--- start of Given records ---

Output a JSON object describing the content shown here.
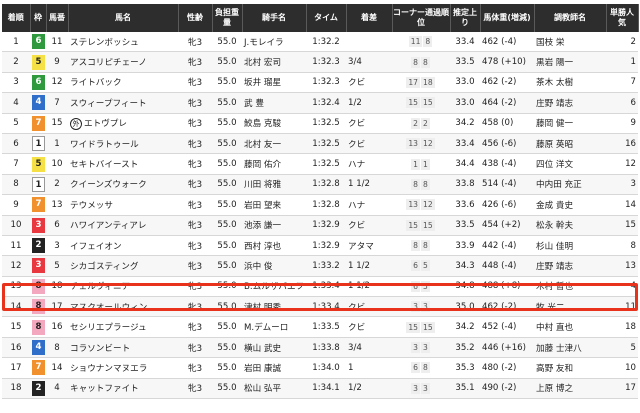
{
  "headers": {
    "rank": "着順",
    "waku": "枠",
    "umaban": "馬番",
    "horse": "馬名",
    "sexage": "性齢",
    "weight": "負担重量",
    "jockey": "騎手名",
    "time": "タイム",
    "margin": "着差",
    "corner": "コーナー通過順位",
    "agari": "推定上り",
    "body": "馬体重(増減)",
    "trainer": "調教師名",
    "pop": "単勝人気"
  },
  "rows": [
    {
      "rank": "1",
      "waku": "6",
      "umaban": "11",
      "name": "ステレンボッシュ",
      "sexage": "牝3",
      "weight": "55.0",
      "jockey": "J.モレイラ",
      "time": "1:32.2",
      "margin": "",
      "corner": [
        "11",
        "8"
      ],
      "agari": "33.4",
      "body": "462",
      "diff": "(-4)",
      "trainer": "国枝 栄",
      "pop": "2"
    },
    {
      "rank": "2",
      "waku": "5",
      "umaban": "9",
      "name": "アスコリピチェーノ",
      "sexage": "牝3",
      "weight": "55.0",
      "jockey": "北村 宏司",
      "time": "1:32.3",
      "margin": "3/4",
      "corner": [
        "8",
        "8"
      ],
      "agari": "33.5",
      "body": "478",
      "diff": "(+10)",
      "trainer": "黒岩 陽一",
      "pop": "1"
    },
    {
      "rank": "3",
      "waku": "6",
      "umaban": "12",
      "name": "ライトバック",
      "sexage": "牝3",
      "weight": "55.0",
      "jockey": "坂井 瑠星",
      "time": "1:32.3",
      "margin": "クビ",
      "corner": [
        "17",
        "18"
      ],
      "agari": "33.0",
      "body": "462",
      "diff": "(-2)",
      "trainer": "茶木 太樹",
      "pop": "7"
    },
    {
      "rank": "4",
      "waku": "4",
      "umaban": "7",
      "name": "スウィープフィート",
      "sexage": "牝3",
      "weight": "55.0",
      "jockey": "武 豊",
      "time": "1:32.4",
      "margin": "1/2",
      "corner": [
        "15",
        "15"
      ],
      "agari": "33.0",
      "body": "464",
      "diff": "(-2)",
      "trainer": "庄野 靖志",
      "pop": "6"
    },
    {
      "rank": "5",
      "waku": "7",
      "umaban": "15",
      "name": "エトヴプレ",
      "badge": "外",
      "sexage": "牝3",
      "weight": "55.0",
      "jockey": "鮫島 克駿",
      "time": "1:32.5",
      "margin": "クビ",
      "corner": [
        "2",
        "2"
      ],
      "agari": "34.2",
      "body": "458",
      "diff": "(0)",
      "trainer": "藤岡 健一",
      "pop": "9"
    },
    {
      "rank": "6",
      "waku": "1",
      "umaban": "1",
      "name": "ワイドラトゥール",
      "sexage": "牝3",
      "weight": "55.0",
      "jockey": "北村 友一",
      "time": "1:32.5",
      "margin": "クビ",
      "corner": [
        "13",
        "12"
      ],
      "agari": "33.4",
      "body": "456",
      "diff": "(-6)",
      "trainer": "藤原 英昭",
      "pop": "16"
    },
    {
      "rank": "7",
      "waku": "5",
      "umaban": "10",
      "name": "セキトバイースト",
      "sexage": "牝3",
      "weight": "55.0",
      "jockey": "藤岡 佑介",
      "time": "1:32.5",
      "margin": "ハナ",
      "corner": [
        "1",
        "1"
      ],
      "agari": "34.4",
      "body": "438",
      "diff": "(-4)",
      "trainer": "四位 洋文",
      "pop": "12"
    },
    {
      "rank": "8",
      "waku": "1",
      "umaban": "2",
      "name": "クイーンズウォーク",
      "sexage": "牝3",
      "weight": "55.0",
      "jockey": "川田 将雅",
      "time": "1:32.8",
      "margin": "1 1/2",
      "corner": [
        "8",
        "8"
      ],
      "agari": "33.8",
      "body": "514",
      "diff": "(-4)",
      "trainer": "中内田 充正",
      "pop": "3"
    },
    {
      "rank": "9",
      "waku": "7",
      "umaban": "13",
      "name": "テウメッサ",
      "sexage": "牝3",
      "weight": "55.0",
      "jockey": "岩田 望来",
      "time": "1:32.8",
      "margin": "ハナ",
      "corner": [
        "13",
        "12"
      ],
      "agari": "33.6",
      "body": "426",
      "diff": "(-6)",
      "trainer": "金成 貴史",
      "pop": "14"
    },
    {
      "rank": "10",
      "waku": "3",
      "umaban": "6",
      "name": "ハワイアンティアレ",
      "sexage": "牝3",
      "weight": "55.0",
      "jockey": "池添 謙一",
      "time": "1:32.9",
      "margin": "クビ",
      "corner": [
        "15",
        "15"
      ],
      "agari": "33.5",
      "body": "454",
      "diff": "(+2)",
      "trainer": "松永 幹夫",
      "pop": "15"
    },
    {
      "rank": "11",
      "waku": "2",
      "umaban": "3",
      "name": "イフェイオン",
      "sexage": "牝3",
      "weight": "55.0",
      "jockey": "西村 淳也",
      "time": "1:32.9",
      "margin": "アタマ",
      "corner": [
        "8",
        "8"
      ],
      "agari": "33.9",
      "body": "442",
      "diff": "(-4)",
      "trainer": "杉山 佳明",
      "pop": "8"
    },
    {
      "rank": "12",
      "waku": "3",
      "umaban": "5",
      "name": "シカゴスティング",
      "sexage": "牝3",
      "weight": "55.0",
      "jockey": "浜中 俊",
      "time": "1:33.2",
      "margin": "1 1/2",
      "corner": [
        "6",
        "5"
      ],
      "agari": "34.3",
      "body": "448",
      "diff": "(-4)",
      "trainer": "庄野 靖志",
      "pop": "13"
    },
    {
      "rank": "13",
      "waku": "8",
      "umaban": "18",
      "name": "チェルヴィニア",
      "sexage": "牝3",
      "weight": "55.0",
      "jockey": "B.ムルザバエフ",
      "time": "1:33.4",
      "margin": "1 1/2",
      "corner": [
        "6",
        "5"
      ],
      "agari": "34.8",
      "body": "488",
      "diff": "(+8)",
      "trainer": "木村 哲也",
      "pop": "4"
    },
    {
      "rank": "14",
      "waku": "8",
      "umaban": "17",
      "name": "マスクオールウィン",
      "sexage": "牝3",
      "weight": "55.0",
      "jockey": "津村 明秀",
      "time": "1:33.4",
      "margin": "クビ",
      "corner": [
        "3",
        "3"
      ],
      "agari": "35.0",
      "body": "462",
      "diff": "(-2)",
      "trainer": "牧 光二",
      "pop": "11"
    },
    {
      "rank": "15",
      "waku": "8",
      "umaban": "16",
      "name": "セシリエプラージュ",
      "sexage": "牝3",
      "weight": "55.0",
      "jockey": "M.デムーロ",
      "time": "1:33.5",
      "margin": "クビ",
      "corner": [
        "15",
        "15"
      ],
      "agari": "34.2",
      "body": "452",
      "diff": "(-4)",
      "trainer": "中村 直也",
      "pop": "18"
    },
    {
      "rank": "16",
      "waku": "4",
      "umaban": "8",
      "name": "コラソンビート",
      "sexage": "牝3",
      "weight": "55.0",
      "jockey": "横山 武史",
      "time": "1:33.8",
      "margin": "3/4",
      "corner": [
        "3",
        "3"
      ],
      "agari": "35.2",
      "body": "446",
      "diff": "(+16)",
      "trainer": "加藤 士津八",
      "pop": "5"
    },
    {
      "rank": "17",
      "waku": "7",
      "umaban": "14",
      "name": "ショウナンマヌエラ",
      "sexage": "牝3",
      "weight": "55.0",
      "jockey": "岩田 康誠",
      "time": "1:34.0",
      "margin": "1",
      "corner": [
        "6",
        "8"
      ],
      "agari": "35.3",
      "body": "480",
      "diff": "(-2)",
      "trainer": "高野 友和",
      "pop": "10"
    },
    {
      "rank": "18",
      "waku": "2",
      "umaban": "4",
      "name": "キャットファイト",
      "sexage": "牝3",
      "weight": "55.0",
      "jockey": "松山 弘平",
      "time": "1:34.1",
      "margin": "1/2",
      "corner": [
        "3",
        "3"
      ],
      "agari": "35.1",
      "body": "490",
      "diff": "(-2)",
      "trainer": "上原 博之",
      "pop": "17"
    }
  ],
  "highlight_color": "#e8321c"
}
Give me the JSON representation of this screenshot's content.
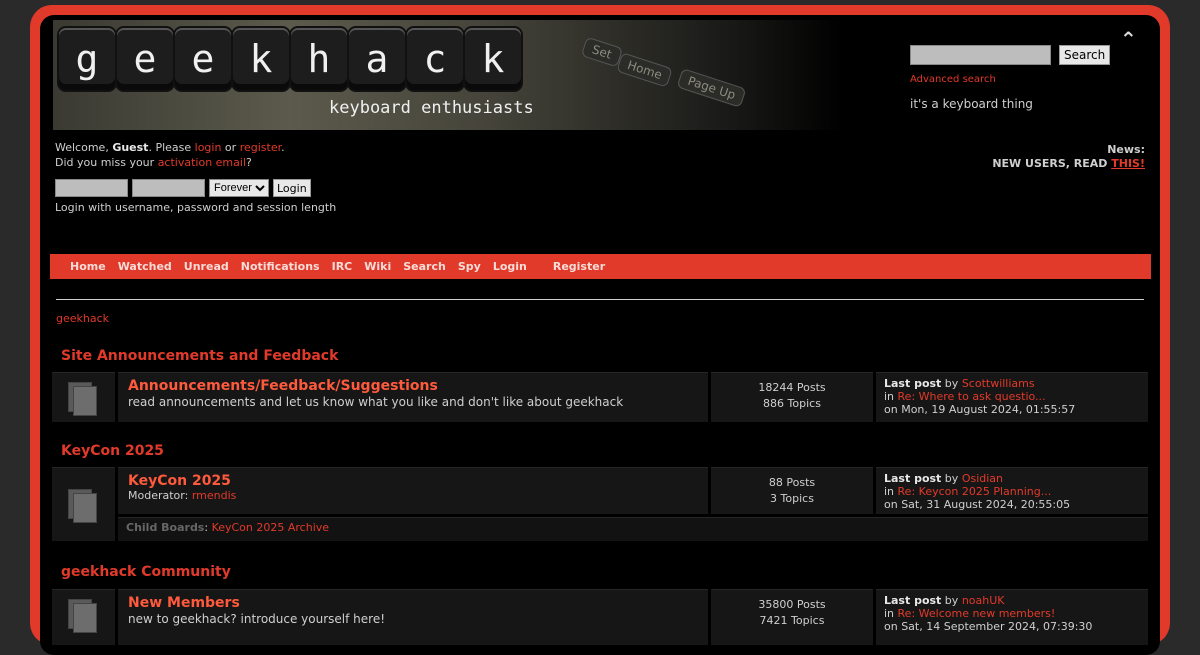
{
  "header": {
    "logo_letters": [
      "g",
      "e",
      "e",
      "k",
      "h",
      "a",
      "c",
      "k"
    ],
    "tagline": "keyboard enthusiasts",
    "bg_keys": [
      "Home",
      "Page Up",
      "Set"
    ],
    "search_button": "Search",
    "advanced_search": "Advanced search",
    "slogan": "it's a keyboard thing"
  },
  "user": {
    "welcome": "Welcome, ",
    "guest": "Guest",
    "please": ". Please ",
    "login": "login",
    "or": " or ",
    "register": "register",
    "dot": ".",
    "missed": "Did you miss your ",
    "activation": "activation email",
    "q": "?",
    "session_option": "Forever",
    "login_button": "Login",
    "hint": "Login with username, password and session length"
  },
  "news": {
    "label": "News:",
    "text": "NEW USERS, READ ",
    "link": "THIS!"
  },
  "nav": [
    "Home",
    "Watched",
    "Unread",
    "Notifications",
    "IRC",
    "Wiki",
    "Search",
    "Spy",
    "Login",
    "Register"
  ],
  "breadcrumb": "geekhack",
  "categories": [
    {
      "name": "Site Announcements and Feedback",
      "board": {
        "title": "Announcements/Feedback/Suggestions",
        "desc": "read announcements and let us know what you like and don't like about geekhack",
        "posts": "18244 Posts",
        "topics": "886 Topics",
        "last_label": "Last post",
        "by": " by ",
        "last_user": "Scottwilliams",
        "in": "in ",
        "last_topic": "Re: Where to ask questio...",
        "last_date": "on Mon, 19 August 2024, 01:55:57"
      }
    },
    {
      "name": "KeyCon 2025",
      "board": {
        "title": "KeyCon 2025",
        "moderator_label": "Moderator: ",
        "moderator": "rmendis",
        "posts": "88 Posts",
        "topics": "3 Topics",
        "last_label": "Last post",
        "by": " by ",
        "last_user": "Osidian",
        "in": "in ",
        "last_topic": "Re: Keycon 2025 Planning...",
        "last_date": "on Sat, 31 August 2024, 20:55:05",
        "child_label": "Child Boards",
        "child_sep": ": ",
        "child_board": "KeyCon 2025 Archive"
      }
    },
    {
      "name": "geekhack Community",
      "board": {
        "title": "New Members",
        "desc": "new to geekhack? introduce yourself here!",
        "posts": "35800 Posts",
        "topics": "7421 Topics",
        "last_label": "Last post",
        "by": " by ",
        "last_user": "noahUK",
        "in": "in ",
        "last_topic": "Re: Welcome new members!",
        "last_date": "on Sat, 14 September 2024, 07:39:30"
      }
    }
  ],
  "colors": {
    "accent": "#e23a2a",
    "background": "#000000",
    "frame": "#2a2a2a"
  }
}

--- end of Given records ---

Exercise aim: Identify every line where the string "title" appears.

Answer for the task:
        "title": "Announcements/Feedback/Suggestions",
        "title": "KeyCon 2025",
        "title": "New Members",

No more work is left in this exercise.